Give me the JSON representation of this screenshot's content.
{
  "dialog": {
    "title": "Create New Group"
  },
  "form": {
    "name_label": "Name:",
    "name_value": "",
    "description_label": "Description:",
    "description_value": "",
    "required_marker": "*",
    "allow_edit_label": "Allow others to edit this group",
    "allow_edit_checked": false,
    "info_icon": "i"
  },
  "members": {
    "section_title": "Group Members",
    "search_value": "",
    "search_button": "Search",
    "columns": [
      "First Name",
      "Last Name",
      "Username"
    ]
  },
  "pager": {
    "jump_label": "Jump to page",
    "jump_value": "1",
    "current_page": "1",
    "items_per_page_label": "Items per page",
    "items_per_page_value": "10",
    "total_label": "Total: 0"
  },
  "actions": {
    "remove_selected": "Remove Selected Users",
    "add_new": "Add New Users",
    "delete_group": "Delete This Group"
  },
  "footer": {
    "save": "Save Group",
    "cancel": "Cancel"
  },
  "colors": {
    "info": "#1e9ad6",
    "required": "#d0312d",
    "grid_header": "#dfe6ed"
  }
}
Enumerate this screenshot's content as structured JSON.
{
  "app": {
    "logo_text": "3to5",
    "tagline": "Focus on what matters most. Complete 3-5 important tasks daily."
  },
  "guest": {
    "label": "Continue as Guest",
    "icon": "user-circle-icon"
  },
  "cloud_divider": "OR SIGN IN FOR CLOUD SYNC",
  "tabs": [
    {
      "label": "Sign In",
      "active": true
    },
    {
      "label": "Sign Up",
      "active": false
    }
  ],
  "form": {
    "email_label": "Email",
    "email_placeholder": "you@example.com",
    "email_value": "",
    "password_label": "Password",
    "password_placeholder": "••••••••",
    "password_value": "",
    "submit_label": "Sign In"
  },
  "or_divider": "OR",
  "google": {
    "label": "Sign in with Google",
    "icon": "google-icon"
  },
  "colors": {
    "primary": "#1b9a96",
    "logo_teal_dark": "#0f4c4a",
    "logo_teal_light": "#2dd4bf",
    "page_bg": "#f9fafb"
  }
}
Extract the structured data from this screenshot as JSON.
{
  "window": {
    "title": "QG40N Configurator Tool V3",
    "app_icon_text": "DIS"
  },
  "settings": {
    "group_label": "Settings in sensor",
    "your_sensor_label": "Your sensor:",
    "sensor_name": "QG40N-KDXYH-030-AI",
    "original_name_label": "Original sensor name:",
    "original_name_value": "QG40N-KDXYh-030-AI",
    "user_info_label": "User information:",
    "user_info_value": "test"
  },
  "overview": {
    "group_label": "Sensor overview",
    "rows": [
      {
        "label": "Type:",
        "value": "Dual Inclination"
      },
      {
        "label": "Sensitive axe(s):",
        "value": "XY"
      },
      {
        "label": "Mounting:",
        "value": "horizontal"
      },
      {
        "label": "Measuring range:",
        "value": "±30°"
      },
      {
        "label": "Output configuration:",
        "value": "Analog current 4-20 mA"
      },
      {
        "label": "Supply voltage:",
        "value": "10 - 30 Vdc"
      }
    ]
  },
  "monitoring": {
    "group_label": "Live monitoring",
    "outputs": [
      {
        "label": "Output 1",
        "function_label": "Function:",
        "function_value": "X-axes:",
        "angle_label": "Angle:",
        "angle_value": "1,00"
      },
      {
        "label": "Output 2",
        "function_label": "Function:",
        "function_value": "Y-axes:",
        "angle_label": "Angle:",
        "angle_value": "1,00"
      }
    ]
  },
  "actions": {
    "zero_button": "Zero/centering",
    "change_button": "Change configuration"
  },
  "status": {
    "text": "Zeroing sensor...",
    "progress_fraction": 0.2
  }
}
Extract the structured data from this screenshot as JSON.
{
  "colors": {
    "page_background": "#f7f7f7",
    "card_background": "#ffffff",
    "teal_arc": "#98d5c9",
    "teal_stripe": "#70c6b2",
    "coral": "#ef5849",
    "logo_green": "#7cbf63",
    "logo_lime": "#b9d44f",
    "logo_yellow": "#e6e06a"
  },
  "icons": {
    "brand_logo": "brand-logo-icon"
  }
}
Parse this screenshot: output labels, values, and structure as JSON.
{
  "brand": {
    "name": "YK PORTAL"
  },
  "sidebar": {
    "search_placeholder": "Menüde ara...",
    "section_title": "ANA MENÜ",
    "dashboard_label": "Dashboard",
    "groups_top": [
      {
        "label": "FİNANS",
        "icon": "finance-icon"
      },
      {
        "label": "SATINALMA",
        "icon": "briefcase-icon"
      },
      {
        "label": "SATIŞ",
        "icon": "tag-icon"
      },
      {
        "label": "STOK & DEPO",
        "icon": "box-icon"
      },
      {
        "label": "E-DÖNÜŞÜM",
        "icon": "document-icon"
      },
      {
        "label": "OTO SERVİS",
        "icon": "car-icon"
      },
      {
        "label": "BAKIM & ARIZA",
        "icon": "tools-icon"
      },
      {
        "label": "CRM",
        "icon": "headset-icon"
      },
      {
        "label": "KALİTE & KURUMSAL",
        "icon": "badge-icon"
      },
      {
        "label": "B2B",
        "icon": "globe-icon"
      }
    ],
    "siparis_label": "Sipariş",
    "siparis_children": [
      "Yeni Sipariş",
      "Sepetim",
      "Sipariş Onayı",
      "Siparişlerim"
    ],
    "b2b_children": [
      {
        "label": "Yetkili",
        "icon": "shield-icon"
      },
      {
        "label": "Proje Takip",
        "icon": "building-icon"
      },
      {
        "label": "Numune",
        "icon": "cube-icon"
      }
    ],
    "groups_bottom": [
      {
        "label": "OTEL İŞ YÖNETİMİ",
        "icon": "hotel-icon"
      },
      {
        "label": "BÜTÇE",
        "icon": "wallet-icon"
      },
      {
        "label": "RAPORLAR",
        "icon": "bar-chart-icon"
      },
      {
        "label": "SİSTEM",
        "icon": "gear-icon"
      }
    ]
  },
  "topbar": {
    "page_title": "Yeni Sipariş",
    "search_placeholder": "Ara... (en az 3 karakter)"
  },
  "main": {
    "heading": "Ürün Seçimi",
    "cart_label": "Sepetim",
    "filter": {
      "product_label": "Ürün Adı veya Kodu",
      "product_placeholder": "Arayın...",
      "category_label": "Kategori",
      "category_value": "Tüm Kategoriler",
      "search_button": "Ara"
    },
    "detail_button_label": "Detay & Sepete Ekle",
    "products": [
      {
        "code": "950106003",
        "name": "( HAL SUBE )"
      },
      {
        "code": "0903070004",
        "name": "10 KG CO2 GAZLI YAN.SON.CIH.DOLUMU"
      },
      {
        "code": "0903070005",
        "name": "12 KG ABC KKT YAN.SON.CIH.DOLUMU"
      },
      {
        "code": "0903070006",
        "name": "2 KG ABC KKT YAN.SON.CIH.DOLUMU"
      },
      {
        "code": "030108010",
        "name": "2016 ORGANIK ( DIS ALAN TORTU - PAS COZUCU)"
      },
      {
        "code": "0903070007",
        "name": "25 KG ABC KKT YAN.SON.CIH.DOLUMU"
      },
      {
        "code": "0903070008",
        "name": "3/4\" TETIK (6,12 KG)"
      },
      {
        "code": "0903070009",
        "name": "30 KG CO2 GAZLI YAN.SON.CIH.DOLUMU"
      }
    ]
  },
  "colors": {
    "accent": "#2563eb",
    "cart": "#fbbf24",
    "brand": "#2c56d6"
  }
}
================
▶ [Exercise brief]:
Your task is to quote the listing above word for word.

▶ [Completed task]:
Give me the JSON representation of this screenshot's content.
{
  "dialog": {
    "title": "Create New Group"
  },
  "form": {
    "name_label": "Name:",
    "name_value": "",
    "description_label": "Description:",
    "description_value": "",
    "required_marker": "*",
    "allow_edit_label": "Allow others to edit this group",
    "allow_edit_checked": false,
    "info_icon": "i"
  },
  "members": {
    "section_title": "Group Members",
    "search_value": "",
    "search_button": "Search",
    "columns": [
      "First Name",
      "Last Name",
      "Username"
    ]
  },
  "pager": {
    "jump_label": "Jump to page",
    "jump_value": "1",
    "current_page": "1",
    "items_per_page_label": "Items per page",
    "items_per_page_value": "10",
    "total_label": "Total: 0"
  },
  "actions": {
    "remove_selected": "Remove Selected Users",
    "add_new": "Add New Users",
    "delete_group": "Delete This Group"
  },
  "footer": {
    "save": "Save Group",
    "cancel": "Cancel"
  },
  "colors": {
    "info": "#1e9ad6",
    "required": "#d0312d",
    "grid_header": "#dfe6ed"
  }
}
Enumerate this screenshot's content as structured JSON.
{
  "app": {
    "logo_text": "3to5",
    "tagline": "Focus on what matters most. Complete 3-5 important tasks daily."
  },
  "guest": {
    "label": "Continue as Guest",
    "icon": "user-circle-icon"
  },
  "cloud_divider": "OR SIGN IN FOR CLOUD SYNC",
  "tabs": [
    {
      "label": "Sign In",
      "active": true
    },
    {
      "label": "Sign Up",
      "active": false
    }
  ],
  "form": {
    "email_label": "Email",
    "email_placeholder": "you@example.com",
    "email_value": "",
    "password_label": "Password",
    "password_placeholder": "••••••••",
    "password_value": "",
    "submit_label": "Sign In"
  },
  "or_divider": "OR",
  "google": {
    "label": "Sign in with Google",
    "icon": "google-icon"
  },
  "colors": {
    "primary": "#1b9a96",
    "logo_teal_dark": "#0f4c4a",
    "logo_teal_light": "#2dd4bf",
    "page_bg": "#f9fafb"
  }
}
Extract the structured data from this screenshot as JSON.
{
  "window": {
    "title": "QG40N Configurator Tool V3",
    "app_icon_text": "DIS"
  },
  "settings": {
    "group_label": "Settings in sensor",
    "your_sensor_label": "Your sensor:",
    "sensor_name": "QG40N-KDXYH-030-AI",
    "original_name_label": "Original sensor name:",
    "original_name_value": "QG40N-KDXYh-030-AI",
    "user_info_label": "User information:",
    "user_info_value": "test"
  },
  "overview": {
    "group_label": "Sensor overview",
    "rows": [
      {
        "label": "Type:",
        "value": "Dual Inclination"
      },
      {
        "label": "Sensitive axe(s):",
        "value": "XY"
      },
      {
        "label": "Mounting:",
        "value": "horizontal"
      },
      {
        "label": "Measuring range:",
        "value": "±30°"
      },
      {
        "label": "Output configuration:",
        "value": "Analog current 4-20 mA"
      },
      {
        "label": "Supply voltage:",
        "value": "10 - 30 Vdc"
      }
    ]
  },
  "monitoring": {
    "group_label": "Live monitoring",
    "outputs": [
      {
        "label": "Output 1",
        "function_label": "Function:",
        "function_value": "X-axes:",
        "angle_label": "Angle:",
        "angle_value": "1,00"
      },
      {
        "label": "Output 2",
        "function_label": "Function:",
        "function_value": "Y-axes:",
        "angle_label": "Angle:",
        "angle_value": "1,00"
      }
    ]
  },
  "actions": {
    "zero_button": "Zero/centering",
    "change_button": "Change configuration"
  },
  "status": {
    "text": "Zeroing sensor...",
    "progress_fraction": 0.2
  }
}
Extract the structured data from this screenshot as JSON.
{
  "colors": {
    "page_background": "#f7f7f7",
    "card_background": "#ffffff",
    "teal_arc": "#98d5c9",
    "teal_stripe": "#70c6b2",
    "coral": "#ef5849",
    "logo_green": "#7cbf63",
    "logo_lime": "#b9d44f",
    "logo_yellow": "#e6e06a"
  },
  "icons": {
    "brand_logo": "brand-logo-icon"
  }
}
Parse this screenshot: output labels, values, and structure as JSON.
{
  "brand": {
    "name": "YK PORTAL"
  },
  "sidebar": {
    "search_placeholder": "Menüde ara...",
    "section_title": "ANA MENÜ",
    "dashboard_label": "Dashboard",
    "groups_top": [
      {
        "label": "FİNANS",
        "icon": "finance-icon"
      },
      {
        "label": "SATINALMA",
        "icon": "briefcase-icon"
      },
      {
        "label": "SATIŞ",
        "icon": "tag-icon"
      },
      {
        "label": "STOK & DEPO",
        "icon": "box-icon"
      },
      {
        "label": "E-DÖNÜŞÜM",
        "icon": "document-icon"
      },
      {
        "label": "OTO SERVİS",
        "icon": "car-icon"
      },
      {
        "label": "BAKIM & ARIZA",
        "icon": "tools-icon"
      },
      {
        "label": "CRM",
        "icon": "headset-icon"
      },
      {
        "label": "KALİTE & KURUMSAL",
        "icon": "badge-icon"
      },
      {
        "label": "B2B",
        "icon": "globe-icon"
      }
    ],
    "siparis_label": "Sipariş",
    "siparis_children": [
      "Yeni Sipariş",
      "Sepetim",
      "Sipariş Onayı",
      "Siparişlerim"
    ],
    "b2b_children": [
      {
        "label": "Yetkili",
        "icon": "shield-icon"
      },
      {
        "label": "Proje Takip",
        "icon": "building-icon"
      },
      {
        "label": "Numune",
        "icon": "cube-icon"
      }
    ],
    "groups_bottom": [
      {
        "label": "OTEL İŞ YÖNETİMİ",
        "icon": "hotel-icon"
      },
      {
        "label": "BÜTÇE",
        "icon": "wallet-icon"
      },
      {
        "label": "RAPORLAR",
        "icon": "bar-chart-icon"
      },
      {
        "label": "SİSTEM",
        "icon": "gear-icon"
      }
    ]
  },
  "topbar": {
    "page_title": "Yeni Sipariş",
    "search_placeholder": "Ara... (en az 3 karakter)"
  },
  "main": {
    "heading": "Ürün Seçimi",
    "cart_label": "Sepetim",
    "filter": {
      "product_label": "Ürün Adı veya Kodu",
      "product_placeholder": "Arayın...",
      "category_label": "Kategori",
      "category_value": "Tüm Kategoriler",
      "search_button": "Ara"
    },
    "detail_button_label": "Detay & Sepete Ekle",
    "products": [
      {
        "code": "950106003",
        "name": "( HAL SUBE )"
      },
      {
        "code": "0903070004",
        "name": "10 KG CO2 GAZLI YAN.SON.CIH.DOLUMU"
      },
      {
        "code": "0903070005",
        "name": "12 KG ABC KKT YAN.SON.CIH.DOLUMU"
      },
      {
        "code": "0903070006",
        "name": "2 KG ABC KKT YAN.SON.CIH.DOLUMU"
      },
      {
        "code": "030108010",
        "name": "2016 ORGANIK ( DIS ALAN TORTU - PAS COZUCU)"
      },
      {
        "code": "0903070007",
        "name": "25 KG ABC KKT YAN.SON.CIH.DOLUMU"
      },
      {
        "code": "0903070008",
        "name": "3/4\" TETIK (6,12 KG)"
      },
      {
        "code": "0903070009",
        "name": "30 KG CO2 GAZLI YAN.SON.CIH.DOLUMU"
      }
    ]
  },
  "colors": {
    "accent": "#2563eb",
    "cart": "#fbbf24",
    "brand": "#2c56d6"
  }
}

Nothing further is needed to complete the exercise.